Exercise aim
Using the material below, work out how many lines contain the word "points". Reply with the number and nothing more.

Source records
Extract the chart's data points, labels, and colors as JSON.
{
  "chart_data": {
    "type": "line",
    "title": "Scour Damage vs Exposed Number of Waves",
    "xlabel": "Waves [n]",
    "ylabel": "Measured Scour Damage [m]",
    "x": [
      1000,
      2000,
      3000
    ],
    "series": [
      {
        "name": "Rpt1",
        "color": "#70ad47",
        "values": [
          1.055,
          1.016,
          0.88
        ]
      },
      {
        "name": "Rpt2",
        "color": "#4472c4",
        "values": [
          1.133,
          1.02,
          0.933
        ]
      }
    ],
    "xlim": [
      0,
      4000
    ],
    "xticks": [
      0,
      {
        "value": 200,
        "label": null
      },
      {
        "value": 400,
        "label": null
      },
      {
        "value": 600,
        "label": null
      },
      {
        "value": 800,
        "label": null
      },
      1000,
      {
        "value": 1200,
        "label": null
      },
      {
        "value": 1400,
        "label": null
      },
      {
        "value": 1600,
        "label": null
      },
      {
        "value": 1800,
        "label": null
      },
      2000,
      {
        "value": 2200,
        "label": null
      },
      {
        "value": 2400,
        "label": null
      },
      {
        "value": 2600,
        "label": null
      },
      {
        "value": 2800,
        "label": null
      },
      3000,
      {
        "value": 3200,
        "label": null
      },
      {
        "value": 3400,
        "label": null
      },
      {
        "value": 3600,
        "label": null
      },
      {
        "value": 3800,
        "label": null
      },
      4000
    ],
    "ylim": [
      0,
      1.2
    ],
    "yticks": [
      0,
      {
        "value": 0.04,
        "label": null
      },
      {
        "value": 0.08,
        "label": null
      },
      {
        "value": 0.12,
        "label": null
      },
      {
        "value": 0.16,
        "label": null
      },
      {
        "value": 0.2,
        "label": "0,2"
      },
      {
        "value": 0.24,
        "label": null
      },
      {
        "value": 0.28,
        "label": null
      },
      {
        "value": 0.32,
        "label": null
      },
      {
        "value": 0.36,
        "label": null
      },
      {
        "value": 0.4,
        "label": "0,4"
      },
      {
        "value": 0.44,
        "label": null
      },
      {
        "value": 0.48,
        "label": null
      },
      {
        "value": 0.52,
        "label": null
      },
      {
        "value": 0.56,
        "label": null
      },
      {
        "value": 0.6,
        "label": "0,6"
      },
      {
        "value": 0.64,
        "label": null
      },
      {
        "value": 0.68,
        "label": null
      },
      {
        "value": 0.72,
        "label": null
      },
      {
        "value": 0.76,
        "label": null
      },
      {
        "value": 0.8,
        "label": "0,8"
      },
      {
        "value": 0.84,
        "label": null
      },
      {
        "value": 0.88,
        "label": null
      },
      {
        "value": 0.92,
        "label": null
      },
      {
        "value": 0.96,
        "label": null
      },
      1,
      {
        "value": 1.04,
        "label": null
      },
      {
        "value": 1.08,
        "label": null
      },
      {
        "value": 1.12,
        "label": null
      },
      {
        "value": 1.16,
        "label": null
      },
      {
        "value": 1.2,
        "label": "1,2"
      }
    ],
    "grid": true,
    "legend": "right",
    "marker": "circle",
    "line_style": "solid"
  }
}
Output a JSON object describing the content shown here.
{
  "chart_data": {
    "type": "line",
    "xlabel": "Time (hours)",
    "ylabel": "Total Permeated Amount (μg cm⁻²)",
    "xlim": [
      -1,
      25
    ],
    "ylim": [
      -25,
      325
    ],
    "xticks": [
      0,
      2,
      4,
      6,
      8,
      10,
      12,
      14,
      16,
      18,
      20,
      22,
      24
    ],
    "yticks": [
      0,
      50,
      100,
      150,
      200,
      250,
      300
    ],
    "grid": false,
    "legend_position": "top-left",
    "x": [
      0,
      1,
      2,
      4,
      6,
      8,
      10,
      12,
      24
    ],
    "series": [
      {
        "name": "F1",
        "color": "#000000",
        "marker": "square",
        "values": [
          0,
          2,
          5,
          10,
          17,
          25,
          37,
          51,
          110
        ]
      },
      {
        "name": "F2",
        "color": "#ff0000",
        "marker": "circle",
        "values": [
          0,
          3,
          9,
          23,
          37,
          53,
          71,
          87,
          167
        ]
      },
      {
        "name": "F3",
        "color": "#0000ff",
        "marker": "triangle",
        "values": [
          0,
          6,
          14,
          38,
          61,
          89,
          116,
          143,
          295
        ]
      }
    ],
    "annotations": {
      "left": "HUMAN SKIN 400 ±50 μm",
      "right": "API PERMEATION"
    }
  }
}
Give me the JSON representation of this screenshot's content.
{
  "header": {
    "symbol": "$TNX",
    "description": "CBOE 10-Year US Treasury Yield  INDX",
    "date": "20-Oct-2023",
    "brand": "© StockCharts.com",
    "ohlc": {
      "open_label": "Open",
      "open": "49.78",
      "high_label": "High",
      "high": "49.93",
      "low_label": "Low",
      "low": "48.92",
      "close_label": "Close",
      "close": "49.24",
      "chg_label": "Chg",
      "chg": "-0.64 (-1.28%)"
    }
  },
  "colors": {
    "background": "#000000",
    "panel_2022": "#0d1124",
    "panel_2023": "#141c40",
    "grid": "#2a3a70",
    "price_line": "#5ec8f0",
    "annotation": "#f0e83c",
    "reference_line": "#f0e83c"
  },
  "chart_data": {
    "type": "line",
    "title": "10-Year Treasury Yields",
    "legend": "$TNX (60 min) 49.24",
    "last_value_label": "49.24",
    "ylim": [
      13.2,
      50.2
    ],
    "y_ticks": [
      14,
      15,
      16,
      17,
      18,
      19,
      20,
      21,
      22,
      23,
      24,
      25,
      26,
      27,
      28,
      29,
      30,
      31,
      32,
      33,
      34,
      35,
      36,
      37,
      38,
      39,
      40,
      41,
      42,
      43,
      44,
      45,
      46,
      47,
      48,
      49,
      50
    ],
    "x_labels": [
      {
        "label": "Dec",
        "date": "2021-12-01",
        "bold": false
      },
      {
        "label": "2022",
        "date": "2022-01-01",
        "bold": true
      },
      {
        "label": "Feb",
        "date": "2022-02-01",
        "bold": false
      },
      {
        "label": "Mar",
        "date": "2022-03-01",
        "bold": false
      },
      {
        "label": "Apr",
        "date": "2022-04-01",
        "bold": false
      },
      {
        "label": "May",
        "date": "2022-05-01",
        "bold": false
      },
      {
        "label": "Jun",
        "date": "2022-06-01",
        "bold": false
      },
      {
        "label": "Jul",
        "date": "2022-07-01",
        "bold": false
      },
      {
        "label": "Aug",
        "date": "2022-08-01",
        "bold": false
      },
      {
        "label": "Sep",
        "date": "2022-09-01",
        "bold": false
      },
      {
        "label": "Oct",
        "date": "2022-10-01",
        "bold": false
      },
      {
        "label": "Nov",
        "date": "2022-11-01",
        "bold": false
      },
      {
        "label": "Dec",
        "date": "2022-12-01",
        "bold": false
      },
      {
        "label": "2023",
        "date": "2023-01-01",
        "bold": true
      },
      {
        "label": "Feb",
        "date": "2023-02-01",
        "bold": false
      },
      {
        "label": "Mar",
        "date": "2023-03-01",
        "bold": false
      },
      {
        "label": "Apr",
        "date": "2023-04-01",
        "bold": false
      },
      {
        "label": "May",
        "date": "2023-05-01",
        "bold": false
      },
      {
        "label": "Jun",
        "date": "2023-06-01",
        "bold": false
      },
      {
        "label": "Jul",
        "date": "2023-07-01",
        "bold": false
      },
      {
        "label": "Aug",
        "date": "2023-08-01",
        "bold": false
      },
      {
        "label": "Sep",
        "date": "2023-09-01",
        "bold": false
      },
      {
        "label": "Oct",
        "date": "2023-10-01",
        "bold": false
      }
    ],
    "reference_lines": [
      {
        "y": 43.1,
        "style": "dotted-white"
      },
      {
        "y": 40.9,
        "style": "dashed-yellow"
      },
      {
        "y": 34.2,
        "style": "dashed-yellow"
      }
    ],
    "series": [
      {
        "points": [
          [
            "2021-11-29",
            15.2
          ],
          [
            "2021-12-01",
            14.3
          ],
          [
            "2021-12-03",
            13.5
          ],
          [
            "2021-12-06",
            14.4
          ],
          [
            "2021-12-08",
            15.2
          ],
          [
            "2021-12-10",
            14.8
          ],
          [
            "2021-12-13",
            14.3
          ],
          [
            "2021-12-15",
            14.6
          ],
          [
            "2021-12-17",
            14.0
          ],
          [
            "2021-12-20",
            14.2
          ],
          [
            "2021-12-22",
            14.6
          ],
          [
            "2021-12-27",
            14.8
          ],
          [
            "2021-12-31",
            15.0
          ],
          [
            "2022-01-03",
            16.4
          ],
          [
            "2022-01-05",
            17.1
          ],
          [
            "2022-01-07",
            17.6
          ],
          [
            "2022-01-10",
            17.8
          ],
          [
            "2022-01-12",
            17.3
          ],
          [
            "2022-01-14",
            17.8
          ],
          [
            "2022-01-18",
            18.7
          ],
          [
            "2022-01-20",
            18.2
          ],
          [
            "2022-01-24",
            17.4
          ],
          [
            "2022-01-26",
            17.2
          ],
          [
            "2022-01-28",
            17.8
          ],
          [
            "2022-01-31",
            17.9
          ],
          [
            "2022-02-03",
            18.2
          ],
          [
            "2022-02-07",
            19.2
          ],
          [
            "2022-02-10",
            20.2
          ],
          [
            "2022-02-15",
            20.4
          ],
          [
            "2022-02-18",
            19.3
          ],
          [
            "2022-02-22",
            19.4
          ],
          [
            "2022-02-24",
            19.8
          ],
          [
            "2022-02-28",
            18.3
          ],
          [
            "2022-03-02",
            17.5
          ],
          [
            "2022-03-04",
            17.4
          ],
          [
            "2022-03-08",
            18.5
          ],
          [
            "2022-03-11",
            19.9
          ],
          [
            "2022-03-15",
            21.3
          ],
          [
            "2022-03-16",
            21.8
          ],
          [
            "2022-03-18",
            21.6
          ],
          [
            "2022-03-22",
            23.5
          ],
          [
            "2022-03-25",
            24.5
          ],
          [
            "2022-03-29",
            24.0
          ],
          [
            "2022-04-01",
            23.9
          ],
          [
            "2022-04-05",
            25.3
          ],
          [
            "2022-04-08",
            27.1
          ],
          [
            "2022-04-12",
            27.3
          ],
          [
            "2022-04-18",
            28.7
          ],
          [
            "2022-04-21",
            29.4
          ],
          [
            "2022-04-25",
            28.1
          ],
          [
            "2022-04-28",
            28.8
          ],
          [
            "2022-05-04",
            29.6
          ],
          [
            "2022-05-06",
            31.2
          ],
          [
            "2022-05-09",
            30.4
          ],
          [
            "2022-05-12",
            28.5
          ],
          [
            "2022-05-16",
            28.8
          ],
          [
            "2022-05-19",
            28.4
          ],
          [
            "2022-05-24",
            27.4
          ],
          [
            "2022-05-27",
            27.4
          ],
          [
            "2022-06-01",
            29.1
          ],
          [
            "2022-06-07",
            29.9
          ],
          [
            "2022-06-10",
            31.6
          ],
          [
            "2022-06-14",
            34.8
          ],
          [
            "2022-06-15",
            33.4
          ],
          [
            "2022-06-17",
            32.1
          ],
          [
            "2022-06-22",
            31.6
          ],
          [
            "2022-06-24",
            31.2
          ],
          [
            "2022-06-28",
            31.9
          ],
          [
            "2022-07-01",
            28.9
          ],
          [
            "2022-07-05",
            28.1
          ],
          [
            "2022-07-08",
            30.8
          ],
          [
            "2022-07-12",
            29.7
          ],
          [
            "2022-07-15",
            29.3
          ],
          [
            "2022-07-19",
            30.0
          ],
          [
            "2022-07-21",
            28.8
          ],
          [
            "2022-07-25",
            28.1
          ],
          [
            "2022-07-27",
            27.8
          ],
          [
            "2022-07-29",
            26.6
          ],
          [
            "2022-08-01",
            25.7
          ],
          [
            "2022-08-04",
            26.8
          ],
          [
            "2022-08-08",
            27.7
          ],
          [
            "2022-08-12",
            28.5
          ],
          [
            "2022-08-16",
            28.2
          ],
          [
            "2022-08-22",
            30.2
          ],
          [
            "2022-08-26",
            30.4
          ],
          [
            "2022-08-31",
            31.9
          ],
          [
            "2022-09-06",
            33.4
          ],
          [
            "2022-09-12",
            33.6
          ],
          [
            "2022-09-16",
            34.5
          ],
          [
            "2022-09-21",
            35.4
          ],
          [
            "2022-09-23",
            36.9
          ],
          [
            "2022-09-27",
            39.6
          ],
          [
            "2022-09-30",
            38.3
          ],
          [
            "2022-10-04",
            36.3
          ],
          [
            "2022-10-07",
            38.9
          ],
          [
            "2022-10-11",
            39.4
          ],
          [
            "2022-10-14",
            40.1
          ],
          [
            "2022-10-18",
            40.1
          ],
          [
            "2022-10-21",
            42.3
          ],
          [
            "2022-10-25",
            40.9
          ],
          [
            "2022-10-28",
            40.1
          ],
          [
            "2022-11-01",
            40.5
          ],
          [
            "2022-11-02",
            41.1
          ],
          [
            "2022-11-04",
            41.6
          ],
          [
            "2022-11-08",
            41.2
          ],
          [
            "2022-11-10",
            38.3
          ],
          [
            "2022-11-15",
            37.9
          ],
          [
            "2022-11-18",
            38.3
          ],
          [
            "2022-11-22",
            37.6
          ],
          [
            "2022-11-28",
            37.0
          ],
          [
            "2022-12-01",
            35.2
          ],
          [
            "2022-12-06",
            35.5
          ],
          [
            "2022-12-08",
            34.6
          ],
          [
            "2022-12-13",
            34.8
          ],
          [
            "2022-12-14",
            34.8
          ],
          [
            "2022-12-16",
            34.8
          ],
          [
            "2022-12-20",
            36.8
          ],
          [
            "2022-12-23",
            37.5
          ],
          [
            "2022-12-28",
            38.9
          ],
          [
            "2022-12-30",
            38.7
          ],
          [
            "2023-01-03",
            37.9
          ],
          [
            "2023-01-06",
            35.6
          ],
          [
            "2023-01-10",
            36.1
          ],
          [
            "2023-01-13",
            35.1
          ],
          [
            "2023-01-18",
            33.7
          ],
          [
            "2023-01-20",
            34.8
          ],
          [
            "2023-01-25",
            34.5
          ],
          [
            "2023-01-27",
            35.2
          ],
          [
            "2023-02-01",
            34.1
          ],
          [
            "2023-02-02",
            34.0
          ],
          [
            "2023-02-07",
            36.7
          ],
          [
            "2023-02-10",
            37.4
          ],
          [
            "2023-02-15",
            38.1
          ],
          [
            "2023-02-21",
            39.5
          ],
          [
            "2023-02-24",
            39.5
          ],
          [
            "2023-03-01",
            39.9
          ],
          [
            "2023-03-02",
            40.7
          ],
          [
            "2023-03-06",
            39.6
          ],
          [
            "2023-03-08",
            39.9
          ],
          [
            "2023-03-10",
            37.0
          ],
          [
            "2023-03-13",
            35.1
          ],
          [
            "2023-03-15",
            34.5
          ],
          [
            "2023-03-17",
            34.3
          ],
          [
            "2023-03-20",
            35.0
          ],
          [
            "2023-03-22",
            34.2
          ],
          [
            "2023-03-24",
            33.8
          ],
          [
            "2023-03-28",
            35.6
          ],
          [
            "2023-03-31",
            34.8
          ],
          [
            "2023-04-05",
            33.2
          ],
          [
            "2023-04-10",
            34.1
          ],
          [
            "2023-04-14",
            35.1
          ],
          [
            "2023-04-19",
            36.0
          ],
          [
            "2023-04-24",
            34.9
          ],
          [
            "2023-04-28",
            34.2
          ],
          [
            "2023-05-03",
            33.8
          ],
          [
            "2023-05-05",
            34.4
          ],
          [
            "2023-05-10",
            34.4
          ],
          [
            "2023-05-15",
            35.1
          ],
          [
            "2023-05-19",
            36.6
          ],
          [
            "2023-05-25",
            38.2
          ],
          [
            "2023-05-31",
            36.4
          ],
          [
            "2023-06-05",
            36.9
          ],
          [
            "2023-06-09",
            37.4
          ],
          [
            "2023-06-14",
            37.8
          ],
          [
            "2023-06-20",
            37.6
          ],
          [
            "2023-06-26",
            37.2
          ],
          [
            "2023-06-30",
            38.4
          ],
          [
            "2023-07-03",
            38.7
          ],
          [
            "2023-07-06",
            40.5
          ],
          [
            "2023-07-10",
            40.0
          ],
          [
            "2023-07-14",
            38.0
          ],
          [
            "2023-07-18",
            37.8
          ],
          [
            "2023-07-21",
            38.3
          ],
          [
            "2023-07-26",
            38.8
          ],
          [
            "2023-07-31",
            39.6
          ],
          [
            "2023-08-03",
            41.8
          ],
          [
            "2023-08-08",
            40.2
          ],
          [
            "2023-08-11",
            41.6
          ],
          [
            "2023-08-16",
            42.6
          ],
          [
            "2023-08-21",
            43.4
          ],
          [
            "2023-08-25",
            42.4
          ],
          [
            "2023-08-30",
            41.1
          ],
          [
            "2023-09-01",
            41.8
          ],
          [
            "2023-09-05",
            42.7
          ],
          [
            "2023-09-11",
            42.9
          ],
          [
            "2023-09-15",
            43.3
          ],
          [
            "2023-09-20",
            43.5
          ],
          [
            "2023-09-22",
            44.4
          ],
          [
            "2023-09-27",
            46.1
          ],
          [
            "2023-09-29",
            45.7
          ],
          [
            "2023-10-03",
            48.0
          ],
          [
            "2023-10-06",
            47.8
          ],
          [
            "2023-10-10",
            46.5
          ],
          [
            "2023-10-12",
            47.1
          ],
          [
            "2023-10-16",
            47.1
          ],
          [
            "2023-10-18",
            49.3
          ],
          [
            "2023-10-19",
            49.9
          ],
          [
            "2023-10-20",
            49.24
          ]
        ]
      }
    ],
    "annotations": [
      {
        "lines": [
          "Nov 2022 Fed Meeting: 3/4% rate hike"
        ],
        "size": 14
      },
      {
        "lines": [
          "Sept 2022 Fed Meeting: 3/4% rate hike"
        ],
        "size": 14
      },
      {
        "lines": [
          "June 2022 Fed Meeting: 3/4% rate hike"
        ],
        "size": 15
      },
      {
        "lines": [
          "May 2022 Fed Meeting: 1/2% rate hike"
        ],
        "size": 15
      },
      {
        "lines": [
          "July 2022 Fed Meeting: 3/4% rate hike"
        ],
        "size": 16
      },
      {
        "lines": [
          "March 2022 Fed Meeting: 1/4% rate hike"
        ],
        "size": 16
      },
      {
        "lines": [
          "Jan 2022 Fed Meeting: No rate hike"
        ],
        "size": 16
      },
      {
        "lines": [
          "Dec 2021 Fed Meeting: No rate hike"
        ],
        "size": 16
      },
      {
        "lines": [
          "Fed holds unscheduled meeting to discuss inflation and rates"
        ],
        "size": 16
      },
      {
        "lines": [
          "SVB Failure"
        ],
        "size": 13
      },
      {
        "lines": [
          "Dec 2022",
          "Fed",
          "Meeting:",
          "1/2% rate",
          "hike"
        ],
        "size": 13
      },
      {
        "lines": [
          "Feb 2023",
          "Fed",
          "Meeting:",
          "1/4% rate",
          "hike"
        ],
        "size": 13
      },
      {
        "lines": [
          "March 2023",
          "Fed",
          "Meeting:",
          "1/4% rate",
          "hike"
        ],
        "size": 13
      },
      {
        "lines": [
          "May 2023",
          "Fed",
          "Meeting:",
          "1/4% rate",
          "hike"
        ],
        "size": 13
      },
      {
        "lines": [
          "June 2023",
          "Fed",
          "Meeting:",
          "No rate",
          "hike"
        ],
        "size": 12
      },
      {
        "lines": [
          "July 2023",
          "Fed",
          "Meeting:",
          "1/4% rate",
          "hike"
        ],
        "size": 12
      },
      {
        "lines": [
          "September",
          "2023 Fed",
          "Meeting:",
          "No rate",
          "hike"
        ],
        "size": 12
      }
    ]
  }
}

Response below
2